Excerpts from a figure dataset
______________________________
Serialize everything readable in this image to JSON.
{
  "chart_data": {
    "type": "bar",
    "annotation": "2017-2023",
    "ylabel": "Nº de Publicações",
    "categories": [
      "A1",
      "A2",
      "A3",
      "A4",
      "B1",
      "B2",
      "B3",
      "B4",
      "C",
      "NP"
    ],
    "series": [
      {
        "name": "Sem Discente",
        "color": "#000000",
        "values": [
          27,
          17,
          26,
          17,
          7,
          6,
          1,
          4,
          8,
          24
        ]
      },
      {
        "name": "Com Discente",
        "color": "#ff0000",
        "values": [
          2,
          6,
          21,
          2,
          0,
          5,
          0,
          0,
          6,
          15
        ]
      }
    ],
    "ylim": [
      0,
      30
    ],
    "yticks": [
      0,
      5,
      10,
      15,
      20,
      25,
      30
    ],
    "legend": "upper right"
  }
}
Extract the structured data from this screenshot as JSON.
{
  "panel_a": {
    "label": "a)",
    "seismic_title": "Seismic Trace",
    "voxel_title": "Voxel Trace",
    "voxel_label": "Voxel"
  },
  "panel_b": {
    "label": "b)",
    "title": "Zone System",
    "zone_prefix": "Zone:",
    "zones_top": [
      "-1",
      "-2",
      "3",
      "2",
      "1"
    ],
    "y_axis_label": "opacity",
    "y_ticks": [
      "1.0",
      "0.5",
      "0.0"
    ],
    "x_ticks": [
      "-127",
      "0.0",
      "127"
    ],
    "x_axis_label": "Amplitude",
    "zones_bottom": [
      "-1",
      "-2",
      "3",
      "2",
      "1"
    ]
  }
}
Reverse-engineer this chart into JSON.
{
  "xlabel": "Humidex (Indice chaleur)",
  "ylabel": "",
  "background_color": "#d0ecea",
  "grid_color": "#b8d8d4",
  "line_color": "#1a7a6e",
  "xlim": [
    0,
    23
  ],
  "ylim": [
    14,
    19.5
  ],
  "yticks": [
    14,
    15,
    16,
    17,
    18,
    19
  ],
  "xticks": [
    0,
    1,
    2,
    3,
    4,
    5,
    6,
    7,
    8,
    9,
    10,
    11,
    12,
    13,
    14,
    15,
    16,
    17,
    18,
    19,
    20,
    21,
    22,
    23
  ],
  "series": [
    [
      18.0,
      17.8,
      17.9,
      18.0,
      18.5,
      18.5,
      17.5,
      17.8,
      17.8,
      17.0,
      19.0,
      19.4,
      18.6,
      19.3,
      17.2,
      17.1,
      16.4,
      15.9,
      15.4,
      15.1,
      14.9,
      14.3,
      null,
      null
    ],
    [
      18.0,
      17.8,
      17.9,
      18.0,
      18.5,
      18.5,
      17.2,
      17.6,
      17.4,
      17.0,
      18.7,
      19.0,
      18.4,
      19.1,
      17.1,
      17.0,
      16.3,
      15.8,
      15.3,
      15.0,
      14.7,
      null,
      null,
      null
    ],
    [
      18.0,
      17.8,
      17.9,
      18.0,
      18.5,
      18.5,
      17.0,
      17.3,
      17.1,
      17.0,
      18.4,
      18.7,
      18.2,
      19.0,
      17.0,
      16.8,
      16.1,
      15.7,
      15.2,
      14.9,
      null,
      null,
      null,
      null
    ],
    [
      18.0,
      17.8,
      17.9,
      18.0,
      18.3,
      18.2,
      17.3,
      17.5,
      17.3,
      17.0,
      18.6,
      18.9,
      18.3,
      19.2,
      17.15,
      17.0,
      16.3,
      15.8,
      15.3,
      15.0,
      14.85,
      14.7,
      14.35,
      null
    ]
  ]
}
______________________________
EXERCISE TASK - Output the complete data exactly as written.

THE ANSWER -
Serialize everything readable in this image to JSON.
{
  "chart_data": {
    "type": "bar",
    "annotation": "2017-2023",
    "ylabel": "Nº de Publicações",
    "categories": [
      "A1",
      "A2",
      "A3",
      "A4",
      "B1",
      "B2",
      "B3",
      "B4",
      "C",
      "NP"
    ],
    "series": [
      {
        "name": "Sem Discente",
        "color": "#000000",
        "values": [
          27,
          17,
          26,
          17,
          7,
          6,
          1,
          4,
          8,
          24
        ]
      },
      {
        "name": "Com Discente",
        "color": "#ff0000",
        "values": [
          2,
          6,
          21,
          2,
          0,
          5,
          0,
          0,
          6,
          15
        ]
      }
    ],
    "ylim": [
      0,
      30
    ],
    "yticks": [
      0,
      5,
      10,
      15,
      20,
      25,
      30
    ],
    "legend": "upper right"
  }
}
Extract the structured data from this screenshot as JSON.
{
  "panel_a": {
    "label": "a)",
    "seismic_title": "Seismic Trace",
    "voxel_title": "Voxel Trace",
    "voxel_label": "Voxel"
  },
  "panel_b": {
    "label": "b)",
    "title": "Zone System",
    "zone_prefix": "Zone:",
    "zones_top": [
      "-1",
      "-2",
      "3",
      "2",
      "1"
    ],
    "y_axis_label": "opacity",
    "y_ticks": [
      "1.0",
      "0.5",
      "0.0"
    ],
    "x_ticks": [
      "-127",
      "0.0",
      "127"
    ],
    "x_axis_label": "Amplitude",
    "zones_bottom": [
      "-1",
      "-2",
      "3",
      "2",
      "1"
    ]
  }
}
Reverse-engineer this chart into JSON.
{
  "xlabel": "Humidex (Indice chaleur)",
  "ylabel": "",
  "background_color": "#d0ecea",
  "grid_color": "#b8d8d4",
  "line_color": "#1a7a6e",
  "xlim": [
    0,
    23
  ],
  "ylim": [
    14,
    19.5
  ],
  "yticks": [
    14,
    15,
    16,
    17,
    18,
    19
  ],
  "xticks": [
    0,
    1,
    2,
    3,
    4,
    5,
    6,
    7,
    8,
    9,
    10,
    11,
    12,
    13,
    14,
    15,
    16,
    17,
    18,
    19,
    20,
    21,
    22,
    23
  ],
  "series": [
    [
      18.0,
      17.8,
      17.9,
      18.0,
      18.5,
      18.5,
      17.5,
      17.8,
      17.8,
      17.0,
      19.0,
      19.4,
      18.6,
      19.3,
      17.2,
      17.1,
      16.4,
      15.9,
      15.4,
      15.1,
      14.9,
      14.3,
      null,
      null
    ],
    [
      18.0,
      17.8,
      17.9,
      18.0,
      18.5,
      18.5,
      17.2,
      17.6,
      17.4,
      17.0,
      18.7,
      19.0,
      18.4,
      19.1,
      17.1,
      17.0,
      16.3,
      15.8,
      15.3,
      15.0,
      14.7,
      null,
      null,
      null
    ],
    [
      18.0,
      17.8,
      17.9,
      18.0,
      18.5,
      18.5,
      17.0,
      17.3,
      17.1,
      17.0,
      18.4,
      18.7,
      18.2,
      19.0,
      17.0,
      16.8,
      16.1,
      15.7,
      15.2,
      14.9,
      null,
      null,
      null,
      null
    ],
    [
      18.0,
      17.8,
      17.9,
      18.0,
      18.3,
      18.2,
      17.3,
      17.5,
      17.3,
      17.0,
      18.6,
      18.9,
      18.3,
      19.2,
      17.15,
      17.0,
      16.3,
      15.8,
      15.3,
      15.0,
      14.85,
      14.7,
      14.35,
      null
    ]
  ]
}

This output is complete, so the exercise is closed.